- Aim of the task:
Note how many lines include the word "deterioramento", and give that number by itself.

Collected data
====================
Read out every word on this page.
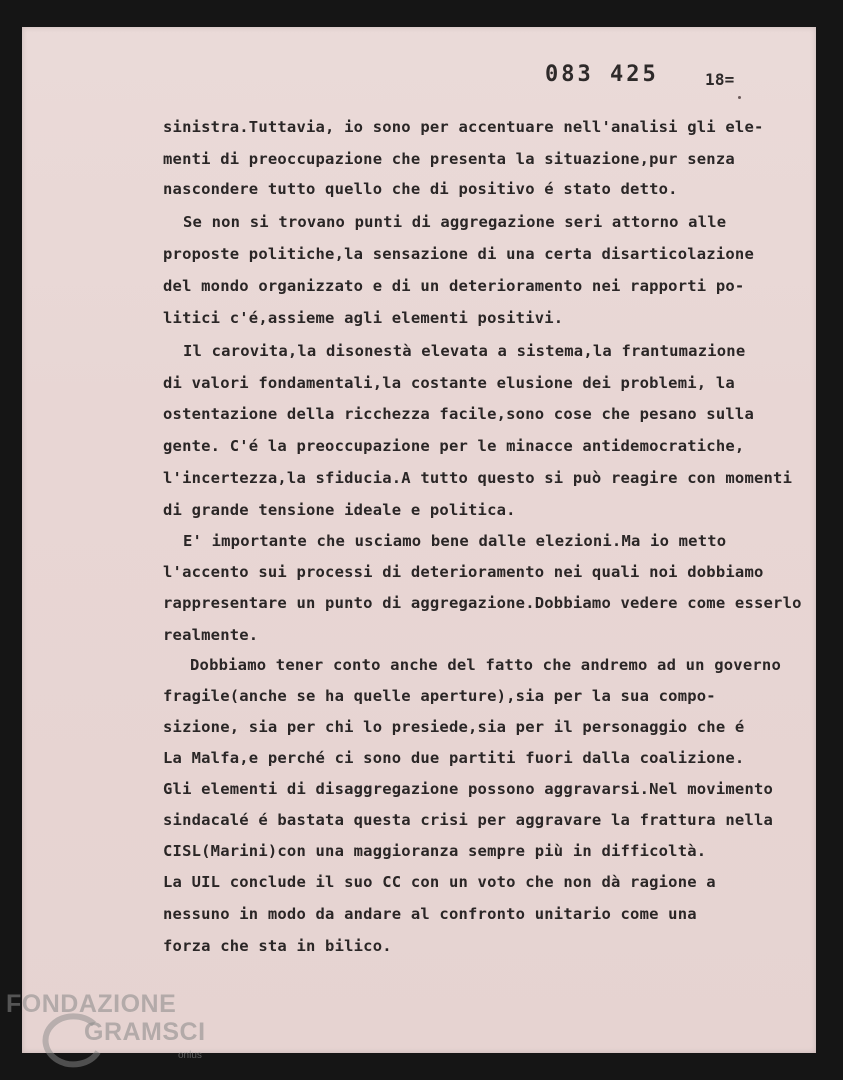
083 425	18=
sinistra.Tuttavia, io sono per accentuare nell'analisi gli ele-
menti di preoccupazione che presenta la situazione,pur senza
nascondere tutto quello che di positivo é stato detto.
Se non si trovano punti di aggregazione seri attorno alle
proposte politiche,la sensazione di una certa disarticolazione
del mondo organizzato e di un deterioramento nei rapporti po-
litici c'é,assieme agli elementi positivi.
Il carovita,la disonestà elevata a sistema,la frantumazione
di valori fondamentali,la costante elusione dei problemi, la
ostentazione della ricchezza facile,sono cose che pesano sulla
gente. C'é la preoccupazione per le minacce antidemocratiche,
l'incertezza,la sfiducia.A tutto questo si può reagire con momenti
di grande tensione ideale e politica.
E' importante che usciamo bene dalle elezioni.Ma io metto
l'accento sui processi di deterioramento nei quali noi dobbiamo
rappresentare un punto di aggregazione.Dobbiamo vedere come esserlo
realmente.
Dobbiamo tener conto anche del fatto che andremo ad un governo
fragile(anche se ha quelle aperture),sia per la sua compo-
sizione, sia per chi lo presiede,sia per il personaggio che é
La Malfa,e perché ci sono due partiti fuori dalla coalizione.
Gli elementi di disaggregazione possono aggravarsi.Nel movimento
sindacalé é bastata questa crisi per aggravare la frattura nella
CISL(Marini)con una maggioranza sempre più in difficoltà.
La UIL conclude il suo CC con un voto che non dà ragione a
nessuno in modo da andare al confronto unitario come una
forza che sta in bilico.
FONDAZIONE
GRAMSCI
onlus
====================
- Answer to this exercise:
2